### Records to process
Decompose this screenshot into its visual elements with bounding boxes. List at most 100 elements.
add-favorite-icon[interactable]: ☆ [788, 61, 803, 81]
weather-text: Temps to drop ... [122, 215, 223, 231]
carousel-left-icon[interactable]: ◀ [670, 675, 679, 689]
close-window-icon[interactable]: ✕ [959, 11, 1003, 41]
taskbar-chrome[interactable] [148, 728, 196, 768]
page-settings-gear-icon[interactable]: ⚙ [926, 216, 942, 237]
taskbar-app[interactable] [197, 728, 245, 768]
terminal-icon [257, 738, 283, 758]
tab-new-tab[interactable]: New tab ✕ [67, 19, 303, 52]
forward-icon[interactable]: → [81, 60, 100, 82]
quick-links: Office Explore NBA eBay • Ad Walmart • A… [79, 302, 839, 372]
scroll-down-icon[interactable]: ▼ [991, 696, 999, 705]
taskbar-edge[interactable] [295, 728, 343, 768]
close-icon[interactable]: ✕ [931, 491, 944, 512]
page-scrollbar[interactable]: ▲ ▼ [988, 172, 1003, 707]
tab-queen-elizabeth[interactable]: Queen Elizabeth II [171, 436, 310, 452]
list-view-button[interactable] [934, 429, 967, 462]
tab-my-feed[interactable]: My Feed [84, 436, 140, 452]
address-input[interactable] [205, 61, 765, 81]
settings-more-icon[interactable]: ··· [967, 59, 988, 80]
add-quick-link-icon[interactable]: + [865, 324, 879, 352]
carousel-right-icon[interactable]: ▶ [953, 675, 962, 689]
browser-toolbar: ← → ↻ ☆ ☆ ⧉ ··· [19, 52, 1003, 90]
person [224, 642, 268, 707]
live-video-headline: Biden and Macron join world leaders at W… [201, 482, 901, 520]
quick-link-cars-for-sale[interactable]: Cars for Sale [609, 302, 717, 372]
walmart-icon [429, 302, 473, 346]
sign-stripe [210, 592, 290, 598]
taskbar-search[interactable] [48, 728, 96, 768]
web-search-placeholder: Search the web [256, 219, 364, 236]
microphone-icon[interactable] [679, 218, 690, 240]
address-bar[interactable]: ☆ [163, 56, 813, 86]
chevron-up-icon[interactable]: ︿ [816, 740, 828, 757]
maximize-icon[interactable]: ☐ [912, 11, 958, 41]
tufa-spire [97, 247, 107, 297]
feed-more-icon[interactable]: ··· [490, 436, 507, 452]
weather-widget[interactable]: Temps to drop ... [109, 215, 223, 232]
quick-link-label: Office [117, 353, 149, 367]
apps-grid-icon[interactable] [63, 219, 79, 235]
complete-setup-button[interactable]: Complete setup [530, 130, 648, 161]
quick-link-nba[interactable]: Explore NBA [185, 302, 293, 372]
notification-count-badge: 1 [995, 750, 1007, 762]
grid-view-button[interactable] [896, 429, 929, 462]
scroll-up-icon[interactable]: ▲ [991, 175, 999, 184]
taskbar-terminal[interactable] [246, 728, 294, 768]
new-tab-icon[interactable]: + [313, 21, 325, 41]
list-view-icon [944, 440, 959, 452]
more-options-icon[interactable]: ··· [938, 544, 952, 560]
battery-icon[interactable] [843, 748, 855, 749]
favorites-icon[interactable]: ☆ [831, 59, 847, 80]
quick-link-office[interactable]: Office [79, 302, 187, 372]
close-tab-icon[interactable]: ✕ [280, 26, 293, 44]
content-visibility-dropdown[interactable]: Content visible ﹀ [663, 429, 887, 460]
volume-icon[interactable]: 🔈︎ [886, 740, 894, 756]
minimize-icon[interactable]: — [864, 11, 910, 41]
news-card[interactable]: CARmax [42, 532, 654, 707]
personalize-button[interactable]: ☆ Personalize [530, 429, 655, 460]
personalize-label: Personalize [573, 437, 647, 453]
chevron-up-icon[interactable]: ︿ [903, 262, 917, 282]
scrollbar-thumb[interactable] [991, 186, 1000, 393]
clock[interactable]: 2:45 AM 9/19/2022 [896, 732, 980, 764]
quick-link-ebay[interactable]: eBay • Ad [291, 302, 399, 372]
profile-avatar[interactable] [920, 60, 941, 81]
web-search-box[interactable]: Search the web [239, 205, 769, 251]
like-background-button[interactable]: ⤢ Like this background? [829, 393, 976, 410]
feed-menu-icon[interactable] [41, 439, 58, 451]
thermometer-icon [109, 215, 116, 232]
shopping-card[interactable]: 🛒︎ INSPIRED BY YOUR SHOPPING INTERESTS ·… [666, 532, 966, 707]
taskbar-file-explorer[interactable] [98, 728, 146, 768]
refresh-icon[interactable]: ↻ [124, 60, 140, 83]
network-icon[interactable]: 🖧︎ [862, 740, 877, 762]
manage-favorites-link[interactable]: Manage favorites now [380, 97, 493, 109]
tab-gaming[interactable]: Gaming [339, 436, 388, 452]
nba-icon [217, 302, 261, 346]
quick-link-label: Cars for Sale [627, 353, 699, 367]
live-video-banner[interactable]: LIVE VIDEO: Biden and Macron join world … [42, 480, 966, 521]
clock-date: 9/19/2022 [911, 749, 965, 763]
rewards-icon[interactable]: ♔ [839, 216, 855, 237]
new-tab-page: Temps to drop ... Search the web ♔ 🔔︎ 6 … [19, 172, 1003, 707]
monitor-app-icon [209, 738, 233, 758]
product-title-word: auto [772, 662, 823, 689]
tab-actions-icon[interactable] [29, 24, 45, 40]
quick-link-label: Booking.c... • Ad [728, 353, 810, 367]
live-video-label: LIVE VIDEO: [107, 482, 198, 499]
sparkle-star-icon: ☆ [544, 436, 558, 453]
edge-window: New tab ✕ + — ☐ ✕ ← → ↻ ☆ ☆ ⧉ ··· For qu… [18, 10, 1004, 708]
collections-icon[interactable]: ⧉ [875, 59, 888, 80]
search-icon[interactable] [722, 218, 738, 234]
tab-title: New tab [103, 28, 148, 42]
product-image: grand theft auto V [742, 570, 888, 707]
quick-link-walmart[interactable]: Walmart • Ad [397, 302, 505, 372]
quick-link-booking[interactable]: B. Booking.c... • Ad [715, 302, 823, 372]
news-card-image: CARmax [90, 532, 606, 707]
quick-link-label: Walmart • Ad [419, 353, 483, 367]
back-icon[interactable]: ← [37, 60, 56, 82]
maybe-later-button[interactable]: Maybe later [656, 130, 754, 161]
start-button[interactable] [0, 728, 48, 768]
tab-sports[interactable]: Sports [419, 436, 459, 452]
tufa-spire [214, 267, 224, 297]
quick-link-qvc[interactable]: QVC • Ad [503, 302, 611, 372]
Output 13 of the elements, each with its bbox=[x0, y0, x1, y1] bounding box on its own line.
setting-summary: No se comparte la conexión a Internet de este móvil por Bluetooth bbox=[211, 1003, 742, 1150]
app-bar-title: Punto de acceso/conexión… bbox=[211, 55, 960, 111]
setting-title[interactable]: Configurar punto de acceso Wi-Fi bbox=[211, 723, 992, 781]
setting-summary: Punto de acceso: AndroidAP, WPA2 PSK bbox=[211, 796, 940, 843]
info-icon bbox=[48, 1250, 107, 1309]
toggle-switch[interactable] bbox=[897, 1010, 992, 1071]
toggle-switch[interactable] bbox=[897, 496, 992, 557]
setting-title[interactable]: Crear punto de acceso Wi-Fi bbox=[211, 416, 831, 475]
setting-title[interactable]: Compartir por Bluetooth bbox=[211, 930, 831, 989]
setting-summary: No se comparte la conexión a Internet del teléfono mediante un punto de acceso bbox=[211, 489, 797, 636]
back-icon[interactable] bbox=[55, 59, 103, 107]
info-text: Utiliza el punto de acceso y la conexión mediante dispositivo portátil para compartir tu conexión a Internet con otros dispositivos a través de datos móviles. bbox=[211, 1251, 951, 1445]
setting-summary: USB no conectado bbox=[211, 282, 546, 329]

### Written instruction
Reproduce word for word everything in the entries from the very beginning down through the line containing "weather-text: Temps to", with that line included.

### Problem solution
Decompose this screenshot into its visual elements with bounding boxes. List at most 100 elements.
add-favorite-icon[interactable]: ☆ [788, 61, 803, 81]
weather-text: Temps to drop ... [122, 215, 223, 231]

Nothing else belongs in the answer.